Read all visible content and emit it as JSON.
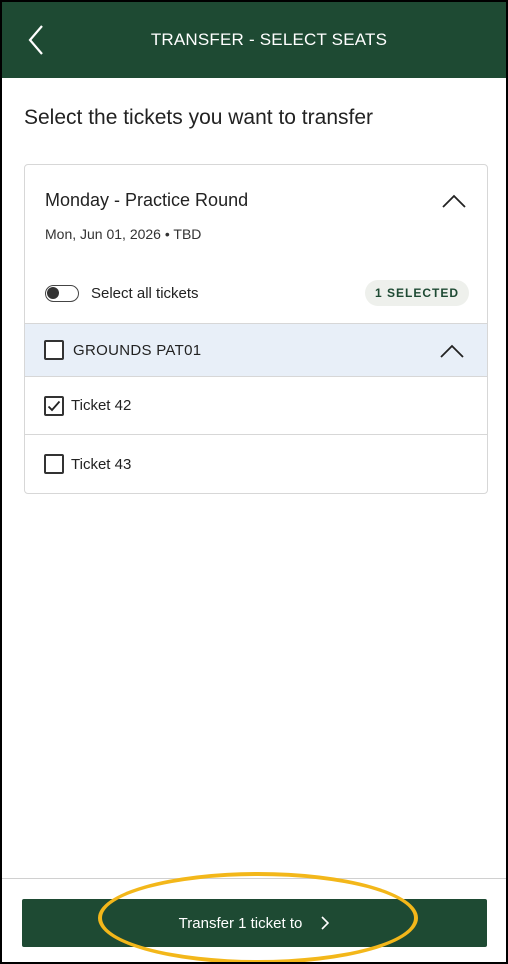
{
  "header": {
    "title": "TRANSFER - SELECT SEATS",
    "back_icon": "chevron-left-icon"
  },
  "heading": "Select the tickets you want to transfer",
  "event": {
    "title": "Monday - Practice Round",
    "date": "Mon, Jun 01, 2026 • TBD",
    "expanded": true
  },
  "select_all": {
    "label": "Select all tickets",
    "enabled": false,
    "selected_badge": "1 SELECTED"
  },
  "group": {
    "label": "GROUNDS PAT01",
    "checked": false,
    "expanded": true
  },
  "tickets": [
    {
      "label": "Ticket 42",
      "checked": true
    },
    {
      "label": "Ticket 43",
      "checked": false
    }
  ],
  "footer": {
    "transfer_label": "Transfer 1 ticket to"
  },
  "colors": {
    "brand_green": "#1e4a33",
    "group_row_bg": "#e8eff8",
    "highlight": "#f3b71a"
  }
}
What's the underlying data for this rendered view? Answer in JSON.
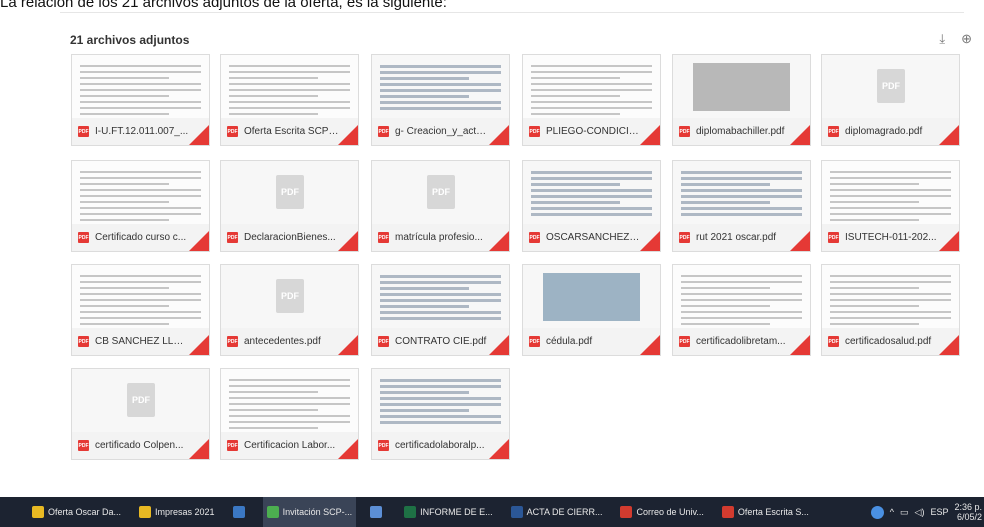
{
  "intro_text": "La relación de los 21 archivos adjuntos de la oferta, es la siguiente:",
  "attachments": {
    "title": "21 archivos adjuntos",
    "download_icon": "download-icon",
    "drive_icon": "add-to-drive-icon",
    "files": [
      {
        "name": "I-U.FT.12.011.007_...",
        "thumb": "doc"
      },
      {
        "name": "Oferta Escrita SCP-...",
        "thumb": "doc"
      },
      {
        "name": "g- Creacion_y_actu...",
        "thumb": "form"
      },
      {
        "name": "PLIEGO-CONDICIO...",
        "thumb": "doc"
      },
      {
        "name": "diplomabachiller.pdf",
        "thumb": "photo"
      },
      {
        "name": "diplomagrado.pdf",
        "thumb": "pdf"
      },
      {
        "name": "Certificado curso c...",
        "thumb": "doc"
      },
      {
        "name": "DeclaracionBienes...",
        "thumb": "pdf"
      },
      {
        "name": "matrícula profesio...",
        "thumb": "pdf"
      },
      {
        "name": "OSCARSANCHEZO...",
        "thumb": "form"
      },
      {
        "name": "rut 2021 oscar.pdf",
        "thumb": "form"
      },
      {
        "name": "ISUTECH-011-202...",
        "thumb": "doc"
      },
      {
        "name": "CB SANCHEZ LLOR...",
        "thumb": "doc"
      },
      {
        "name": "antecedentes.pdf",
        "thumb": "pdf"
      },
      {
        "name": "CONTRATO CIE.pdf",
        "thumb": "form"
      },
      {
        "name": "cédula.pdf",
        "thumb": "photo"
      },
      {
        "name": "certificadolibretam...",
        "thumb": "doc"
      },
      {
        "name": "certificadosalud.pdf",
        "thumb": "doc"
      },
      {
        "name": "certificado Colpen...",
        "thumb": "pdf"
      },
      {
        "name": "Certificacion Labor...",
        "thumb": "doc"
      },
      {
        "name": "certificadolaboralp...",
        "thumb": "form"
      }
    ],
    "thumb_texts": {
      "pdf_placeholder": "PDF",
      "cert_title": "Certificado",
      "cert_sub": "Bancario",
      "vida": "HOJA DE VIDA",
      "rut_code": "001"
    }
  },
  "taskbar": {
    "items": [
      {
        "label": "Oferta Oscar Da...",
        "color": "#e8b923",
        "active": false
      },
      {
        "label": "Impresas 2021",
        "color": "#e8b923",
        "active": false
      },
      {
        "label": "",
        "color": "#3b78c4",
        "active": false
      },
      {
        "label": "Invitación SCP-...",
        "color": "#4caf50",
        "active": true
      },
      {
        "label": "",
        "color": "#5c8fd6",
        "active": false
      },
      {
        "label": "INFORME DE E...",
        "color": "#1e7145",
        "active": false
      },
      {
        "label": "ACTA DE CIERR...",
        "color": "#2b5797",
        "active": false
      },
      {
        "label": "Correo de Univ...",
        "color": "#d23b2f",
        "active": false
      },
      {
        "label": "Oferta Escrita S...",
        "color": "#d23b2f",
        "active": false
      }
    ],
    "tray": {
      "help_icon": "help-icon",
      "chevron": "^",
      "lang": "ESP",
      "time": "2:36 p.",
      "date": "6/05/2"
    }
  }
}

☆ ☆ ☆

- _Brief_
Print out every entry above without changing a word, and leave out the pictures.

- _Problem solution_
Read all visible content and emit it as JSON.
{
  "header": {
    "title": "TRANSFER - SELECT SEATS",
    "back_icon": "chevron-left-icon"
  },
  "heading": "Select the tickets you want to transfer",
  "event": {
    "title": "Monday - Practice Round",
    "date": "Mon, Jun 01, 2026 • TBD",
    "expanded": true
  },
  "select_all": {
    "label": "Select all tickets",
    "enabled": false,
    "selected_badge": "1 SELECTED"
  },
  "group": {
    "label": "GROUNDS PAT01",
    "checked": false,
    "expanded": true
  },
  "tickets": [
    {
      "label": "Ticket 42",
      "checked": true
    },
    {
      "label": "Ticket 43",
      "checked": false
    }
  ],
  "footer": {
    "transfer_label": "Transfer 1 ticket to"
  },
  "colors": {
    "brand_green": "#1e4a33",
    "group_row_bg": "#e8eff8",
    "highlight": "#f3b71a"
  }
}
What's the underlying data for this rendered view? Answer in JSON.
{
  "intro_text": "La relación de los 21 archivos adjuntos de la oferta, es la siguiente:",
  "attachments": {
    "title": "21 archivos adjuntos",
    "download_icon": "download-icon",
    "drive_icon": "add-to-drive-icon",
    "files": [
      {
        "name": "I-U.FT.12.011.007_...",
        "thumb": "doc"
      },
      {
        "name": "Oferta Escrita SCP-...",
        "thumb": "doc"
      },
      {
        "name": "g- Creacion_y_actu...",
        "thumb": "form"
      },
      {
        "name": "PLIEGO-CONDICIO...",
        "thumb": "doc"
      },
      {
        "name": "diplomabachiller.pdf",
        "thumb": "photo"
      },
      {
        "name": "diplomagrado.pdf",
        "thumb": "pdf"
      },
      {
        "name": "Certificado curso c...",
        "thumb": "doc"
      },
      {
        "name": "DeclaracionBienes...",
        "thumb": "pdf"
      },
      {
        "name": "matrícula profesio...",
        "thumb": "pdf"
      },
      {
        "name": "OSCARSANCHEZO...",
        "thumb": "form"
      },
      {
        "name": "rut 2021 oscar.pdf",
        "thumb": "form"
      },
      {
        "name": "ISUTECH-011-202...",
        "thumb": "doc"
      },
      {
        "name": "CB SANCHEZ LLOR...",
        "thumb": "doc"
      },
      {
        "name": "antecedentes.pdf",
        "thumb": "pdf"
      },
      {
        "name": "CONTRATO CIE.pdf",
        "thumb": "form"
      },
      {
        "name": "cédula.pdf",
        "thumb": "photo"
      },
      {
        "name": "certificadolibretam...",
        "thumb": "doc"
      },
      {
        "name": "certificadosalud.pdf",
        "thumb": "doc"
      },
      {
        "name": "certificado Colpen...",
        "thumb": "pdf"
      },
      {
        "name": "Certificacion Labor...",
        "thumb": "doc"
      },
      {
        "name": "certificadolaboralp...",
        "thumb": "form"
      }
    ],
    "thumb_texts": {
      "pdf_placeholder": "PDF",
      "cert_title": "Certificado",
      "cert_sub": "Bancario",
      "vida": "HOJA DE VIDA",
      "rut_code": "001"
    }
  },
  "taskbar": {
    "items": [
      {
        "label": "Oferta Oscar Da...",
        "color": "#e8b923",
        "active": false
      },
      {
        "label": "Impresas 2021",
        "color": "#e8b923",
        "active": false
      },
      {
        "label": "",
        "color": "#3b78c4",
        "active": false
      },
      {
        "label": "Invitación SCP-...",
        "color": "#4caf50",
        "active": true
      },
      {
        "label": "",
        "color": "#5c8fd6",
        "active": false
      },
      {
        "label": "INFORME DE E...",
        "color": "#1e7145",
        "active": false
      },
      {
        "label": "ACTA DE CIERR...",
        "color": "#2b5797",
        "active": false
      },
      {
        "label": "Correo de Univ...",
        "color": "#d23b2f",
        "active": false
      },
      {
        "label": "Oferta Escrita S...",
        "color": "#d23b2f",
        "active": false
      }
    ],
    "tray": {
      "help_icon": "help-icon",
      "chevron": "^",
      "lang": "ESP",
      "time": "2:36 p.",
      "date": "6/05/2"
    }
  }
}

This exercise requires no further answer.